Check every line below for the string "Moscow", and copy the lines that contain it.

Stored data
** BEGIN **

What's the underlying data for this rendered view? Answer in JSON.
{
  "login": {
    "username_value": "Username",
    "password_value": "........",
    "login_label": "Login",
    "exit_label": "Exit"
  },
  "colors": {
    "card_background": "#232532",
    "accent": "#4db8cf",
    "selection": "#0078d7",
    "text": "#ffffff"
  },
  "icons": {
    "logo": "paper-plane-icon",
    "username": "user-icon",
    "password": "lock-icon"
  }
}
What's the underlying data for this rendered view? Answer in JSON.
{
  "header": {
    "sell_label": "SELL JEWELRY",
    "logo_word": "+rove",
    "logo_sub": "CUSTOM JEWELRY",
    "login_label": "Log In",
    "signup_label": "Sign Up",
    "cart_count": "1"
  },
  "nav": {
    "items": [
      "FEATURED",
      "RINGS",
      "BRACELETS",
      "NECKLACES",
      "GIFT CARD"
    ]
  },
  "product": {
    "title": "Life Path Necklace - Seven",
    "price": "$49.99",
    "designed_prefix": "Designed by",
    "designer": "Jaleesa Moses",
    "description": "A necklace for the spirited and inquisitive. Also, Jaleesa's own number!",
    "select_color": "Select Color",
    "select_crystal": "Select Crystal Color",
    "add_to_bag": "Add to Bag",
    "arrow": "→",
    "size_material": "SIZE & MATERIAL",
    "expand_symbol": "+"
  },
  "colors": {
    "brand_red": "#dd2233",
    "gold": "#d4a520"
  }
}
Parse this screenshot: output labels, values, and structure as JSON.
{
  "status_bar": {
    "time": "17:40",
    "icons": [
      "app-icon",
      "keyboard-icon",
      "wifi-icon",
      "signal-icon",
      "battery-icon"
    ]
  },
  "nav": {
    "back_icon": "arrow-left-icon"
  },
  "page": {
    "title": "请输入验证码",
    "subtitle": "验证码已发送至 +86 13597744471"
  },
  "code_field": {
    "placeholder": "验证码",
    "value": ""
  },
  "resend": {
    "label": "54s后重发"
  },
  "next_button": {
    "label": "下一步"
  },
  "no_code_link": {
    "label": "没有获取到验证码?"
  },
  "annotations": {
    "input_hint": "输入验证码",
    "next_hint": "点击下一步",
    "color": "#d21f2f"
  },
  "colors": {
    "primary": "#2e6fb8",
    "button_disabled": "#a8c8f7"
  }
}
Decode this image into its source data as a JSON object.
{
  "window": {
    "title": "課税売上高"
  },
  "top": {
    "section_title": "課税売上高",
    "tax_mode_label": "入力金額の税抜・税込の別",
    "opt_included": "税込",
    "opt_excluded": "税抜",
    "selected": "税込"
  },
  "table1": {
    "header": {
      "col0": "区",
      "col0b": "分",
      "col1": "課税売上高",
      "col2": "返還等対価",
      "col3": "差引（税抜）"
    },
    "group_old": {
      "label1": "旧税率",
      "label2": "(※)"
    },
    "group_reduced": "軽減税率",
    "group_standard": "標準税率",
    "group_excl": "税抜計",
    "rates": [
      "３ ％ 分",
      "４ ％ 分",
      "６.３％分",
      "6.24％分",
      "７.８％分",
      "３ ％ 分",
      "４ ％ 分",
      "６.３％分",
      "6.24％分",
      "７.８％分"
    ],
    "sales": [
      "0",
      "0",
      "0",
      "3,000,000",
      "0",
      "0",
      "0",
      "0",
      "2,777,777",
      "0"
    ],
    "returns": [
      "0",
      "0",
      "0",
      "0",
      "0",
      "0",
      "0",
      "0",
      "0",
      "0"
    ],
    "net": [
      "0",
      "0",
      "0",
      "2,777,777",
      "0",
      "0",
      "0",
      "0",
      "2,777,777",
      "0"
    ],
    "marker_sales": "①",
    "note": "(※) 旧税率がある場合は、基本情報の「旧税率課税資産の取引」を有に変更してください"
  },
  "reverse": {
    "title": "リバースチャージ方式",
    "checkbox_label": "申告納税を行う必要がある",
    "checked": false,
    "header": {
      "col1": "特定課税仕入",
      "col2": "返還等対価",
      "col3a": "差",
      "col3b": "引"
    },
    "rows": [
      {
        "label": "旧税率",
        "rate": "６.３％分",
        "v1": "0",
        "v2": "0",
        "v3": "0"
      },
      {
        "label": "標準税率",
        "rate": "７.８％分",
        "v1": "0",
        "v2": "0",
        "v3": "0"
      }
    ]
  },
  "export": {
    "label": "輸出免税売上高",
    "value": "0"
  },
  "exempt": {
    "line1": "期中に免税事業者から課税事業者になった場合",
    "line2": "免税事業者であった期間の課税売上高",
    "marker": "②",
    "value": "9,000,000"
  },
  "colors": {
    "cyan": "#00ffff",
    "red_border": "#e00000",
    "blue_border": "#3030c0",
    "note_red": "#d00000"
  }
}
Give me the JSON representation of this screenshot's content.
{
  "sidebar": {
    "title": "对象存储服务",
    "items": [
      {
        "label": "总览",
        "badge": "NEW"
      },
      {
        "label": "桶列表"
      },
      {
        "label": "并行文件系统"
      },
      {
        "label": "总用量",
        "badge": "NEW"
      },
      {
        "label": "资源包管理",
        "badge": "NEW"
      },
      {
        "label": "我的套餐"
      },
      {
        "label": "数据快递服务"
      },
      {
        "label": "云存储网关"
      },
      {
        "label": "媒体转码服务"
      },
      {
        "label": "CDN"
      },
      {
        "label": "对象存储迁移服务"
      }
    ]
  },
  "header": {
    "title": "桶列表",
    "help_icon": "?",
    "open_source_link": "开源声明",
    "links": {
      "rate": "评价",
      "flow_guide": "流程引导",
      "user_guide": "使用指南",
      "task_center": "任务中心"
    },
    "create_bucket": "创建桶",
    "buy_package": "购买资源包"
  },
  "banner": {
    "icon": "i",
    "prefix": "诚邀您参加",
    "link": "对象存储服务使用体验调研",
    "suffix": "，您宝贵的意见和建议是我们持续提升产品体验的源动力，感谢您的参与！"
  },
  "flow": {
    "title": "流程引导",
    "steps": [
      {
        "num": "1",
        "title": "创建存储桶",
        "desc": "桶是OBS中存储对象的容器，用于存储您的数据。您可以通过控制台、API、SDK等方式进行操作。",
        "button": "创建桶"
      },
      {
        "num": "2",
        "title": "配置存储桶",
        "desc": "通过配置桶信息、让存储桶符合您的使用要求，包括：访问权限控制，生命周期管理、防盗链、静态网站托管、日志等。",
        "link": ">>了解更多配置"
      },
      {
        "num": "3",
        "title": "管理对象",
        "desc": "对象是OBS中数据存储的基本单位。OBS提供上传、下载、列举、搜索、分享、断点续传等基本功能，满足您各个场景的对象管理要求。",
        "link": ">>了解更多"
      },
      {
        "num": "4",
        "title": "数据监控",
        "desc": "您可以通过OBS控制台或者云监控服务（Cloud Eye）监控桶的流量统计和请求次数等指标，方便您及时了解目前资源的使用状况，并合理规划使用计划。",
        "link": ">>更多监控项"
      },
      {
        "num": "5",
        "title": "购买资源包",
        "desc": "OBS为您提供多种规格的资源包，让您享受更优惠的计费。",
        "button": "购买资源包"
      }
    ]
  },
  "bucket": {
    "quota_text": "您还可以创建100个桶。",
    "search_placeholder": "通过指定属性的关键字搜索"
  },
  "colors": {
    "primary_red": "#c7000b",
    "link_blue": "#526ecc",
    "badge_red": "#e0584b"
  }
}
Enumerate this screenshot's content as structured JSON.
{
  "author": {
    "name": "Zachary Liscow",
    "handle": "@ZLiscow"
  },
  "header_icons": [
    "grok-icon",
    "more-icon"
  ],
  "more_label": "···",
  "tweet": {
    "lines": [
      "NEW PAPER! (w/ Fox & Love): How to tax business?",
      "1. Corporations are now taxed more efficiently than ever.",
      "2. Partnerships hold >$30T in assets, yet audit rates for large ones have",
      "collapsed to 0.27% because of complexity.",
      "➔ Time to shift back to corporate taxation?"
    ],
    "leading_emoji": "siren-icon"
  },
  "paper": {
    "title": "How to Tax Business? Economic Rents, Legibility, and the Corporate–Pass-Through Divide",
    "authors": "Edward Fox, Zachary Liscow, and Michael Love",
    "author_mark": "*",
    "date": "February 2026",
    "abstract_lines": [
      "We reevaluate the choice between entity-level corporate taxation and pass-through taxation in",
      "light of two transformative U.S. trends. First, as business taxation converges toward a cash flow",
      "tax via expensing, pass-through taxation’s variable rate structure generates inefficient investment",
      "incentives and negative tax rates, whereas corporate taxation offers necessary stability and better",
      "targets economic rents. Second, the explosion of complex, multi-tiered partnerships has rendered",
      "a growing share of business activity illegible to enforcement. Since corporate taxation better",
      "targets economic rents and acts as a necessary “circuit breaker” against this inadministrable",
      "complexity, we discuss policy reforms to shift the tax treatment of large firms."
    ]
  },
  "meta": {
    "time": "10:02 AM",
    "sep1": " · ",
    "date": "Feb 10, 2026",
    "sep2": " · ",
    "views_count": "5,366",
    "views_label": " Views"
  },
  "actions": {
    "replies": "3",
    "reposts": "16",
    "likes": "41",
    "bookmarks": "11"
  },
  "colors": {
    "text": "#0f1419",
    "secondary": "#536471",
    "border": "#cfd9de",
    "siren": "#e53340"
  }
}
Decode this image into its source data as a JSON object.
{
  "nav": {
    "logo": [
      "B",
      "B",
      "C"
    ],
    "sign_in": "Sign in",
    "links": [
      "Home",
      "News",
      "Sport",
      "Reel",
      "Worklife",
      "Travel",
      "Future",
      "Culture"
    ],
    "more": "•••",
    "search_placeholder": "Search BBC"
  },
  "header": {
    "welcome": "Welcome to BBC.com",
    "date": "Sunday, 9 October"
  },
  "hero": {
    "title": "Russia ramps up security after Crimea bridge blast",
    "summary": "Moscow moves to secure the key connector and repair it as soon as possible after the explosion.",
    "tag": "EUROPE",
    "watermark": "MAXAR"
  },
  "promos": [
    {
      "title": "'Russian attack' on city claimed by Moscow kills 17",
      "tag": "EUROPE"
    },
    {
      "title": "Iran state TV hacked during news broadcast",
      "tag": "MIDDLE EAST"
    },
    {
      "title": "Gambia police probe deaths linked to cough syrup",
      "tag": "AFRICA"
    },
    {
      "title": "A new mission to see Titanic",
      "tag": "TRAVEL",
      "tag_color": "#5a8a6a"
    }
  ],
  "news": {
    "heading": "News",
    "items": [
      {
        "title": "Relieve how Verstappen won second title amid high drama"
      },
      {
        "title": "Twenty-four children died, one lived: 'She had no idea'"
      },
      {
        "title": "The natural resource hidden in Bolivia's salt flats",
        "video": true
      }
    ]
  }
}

** END **

## Result
    "summary": "Moscow moves to secure the key connector and repair it as soon as possible after the explosion.",
      "title": "'Russian attack' on city claimed by Moscow kills 17",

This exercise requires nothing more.